§ TASK OBJECTIVE
Which lines in the records below include the word "Oleifera"? Report each of them in full.

START INPUT RECORDS

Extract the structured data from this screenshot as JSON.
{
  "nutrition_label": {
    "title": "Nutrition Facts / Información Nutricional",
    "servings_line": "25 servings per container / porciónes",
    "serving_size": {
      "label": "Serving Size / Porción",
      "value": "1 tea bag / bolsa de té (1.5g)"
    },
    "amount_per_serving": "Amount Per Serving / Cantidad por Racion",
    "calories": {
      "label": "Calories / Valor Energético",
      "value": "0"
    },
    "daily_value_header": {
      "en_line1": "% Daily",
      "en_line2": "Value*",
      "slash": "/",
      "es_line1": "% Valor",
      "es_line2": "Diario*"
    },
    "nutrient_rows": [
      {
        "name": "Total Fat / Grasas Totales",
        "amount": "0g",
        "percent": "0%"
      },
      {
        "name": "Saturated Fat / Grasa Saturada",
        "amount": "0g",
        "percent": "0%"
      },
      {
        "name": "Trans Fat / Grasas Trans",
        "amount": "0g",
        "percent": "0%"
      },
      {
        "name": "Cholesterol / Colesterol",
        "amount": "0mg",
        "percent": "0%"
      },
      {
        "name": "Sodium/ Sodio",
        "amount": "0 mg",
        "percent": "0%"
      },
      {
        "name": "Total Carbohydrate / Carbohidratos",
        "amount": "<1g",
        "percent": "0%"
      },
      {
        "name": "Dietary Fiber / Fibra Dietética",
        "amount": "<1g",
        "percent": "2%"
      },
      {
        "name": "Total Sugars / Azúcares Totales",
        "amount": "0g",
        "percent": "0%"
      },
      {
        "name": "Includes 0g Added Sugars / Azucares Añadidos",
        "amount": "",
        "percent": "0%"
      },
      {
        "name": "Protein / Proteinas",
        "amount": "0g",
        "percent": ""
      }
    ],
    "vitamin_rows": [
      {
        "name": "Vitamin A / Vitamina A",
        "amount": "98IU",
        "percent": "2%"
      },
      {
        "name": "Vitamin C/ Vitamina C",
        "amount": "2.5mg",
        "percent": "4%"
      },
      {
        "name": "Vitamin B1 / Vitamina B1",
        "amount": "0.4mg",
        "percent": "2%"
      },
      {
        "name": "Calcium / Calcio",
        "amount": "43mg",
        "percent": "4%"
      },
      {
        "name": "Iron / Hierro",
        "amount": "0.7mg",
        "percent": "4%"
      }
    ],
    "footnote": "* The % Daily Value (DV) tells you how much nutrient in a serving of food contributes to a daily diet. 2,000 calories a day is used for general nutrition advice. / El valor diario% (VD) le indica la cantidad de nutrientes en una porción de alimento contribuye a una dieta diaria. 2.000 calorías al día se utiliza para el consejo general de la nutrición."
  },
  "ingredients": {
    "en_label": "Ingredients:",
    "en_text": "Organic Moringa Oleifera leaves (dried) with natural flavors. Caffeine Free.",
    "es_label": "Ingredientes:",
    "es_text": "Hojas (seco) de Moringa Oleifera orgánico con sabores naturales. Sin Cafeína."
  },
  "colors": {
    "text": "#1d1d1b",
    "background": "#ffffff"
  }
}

END INPUT RECORDS
START INPUT RECORDS

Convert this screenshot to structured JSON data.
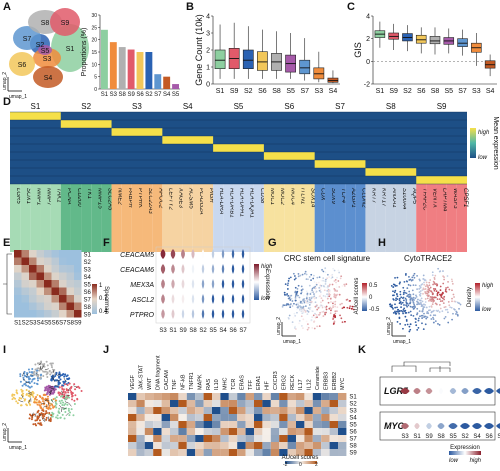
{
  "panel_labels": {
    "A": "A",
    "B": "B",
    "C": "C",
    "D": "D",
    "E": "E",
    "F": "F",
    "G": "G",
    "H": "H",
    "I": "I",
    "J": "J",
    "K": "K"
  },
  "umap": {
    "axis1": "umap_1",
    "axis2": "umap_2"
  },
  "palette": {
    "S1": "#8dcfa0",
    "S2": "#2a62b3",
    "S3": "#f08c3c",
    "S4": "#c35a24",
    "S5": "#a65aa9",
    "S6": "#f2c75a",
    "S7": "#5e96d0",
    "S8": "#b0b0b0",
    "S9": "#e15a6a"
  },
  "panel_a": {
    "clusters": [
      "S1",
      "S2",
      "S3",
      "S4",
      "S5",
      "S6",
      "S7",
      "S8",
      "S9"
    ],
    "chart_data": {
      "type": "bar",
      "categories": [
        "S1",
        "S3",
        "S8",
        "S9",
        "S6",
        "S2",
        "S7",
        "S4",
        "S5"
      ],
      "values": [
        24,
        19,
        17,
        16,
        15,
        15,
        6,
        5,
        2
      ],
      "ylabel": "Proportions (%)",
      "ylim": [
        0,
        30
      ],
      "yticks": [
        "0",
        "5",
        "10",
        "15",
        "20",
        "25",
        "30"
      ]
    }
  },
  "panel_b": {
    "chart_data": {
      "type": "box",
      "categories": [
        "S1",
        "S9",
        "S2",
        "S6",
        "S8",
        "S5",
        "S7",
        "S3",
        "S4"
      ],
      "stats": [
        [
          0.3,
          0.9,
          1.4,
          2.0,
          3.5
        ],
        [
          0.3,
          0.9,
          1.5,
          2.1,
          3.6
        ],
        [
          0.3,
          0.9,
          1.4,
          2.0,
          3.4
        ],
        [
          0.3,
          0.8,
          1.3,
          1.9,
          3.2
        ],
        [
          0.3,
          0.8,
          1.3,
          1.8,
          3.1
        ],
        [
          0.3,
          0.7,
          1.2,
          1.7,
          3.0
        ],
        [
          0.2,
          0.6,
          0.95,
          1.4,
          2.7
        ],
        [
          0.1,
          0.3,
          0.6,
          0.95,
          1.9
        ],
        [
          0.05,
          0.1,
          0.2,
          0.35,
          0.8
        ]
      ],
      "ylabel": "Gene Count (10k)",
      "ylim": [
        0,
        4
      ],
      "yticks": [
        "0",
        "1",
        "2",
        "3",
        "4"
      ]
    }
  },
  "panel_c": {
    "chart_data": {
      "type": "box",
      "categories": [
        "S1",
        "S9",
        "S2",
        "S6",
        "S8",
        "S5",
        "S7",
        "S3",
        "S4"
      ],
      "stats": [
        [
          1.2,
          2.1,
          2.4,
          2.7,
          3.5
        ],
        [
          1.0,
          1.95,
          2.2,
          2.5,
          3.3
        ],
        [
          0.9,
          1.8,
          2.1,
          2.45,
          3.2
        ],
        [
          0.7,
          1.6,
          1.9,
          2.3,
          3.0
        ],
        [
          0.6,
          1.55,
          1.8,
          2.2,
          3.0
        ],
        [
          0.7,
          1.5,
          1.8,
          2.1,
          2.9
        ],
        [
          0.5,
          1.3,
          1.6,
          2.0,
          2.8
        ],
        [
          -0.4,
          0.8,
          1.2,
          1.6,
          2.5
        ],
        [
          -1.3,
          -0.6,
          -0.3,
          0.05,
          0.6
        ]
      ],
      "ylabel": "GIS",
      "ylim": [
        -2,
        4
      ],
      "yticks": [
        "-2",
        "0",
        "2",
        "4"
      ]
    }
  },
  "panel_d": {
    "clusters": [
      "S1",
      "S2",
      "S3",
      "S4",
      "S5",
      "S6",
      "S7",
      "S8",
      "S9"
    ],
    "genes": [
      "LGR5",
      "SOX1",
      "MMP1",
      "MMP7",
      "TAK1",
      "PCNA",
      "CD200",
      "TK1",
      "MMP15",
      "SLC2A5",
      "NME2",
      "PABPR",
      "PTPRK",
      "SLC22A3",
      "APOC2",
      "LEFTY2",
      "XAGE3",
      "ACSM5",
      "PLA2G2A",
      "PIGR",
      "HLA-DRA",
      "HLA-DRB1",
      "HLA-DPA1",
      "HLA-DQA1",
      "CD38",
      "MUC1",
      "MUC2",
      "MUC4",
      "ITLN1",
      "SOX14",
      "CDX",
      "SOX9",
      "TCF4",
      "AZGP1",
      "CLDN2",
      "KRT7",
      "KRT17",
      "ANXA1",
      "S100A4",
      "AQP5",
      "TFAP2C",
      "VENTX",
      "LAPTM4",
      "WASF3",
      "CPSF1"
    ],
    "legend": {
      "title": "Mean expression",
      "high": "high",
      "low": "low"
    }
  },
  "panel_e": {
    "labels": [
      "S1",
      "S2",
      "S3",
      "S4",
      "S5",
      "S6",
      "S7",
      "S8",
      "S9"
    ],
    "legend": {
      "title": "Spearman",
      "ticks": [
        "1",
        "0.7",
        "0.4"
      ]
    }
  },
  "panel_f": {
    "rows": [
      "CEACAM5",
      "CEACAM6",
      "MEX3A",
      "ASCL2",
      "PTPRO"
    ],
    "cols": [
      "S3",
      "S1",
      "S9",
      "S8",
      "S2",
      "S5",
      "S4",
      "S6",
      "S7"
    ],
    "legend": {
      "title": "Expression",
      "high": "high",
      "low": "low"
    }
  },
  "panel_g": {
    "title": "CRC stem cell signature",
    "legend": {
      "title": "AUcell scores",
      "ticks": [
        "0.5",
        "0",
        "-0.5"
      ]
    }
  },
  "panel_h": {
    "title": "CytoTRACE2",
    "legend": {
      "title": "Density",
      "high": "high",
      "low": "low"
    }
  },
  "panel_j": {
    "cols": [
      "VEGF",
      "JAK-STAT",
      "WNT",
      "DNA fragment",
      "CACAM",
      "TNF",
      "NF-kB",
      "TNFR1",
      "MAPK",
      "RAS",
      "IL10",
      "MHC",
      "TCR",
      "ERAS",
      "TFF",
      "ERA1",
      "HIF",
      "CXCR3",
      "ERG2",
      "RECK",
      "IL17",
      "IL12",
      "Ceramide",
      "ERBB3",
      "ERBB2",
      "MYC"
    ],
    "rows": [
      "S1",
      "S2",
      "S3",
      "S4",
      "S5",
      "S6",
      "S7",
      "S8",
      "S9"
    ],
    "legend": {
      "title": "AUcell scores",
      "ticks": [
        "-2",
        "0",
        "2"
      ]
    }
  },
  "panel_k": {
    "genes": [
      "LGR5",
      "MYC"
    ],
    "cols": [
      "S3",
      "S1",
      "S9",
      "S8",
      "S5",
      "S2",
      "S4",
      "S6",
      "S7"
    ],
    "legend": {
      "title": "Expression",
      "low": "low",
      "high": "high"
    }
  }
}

END INPUT RECORDS

§ SOLUTION TO THIS EXERCISE
    "en_text": "Organic Moringa Oleifera leaves (dried) with natural flavors. Caffeine Free.",
    "es_text": "Hojas (seco) de Moringa Oleifera orgánico con sabores naturales. Sin Cafeína."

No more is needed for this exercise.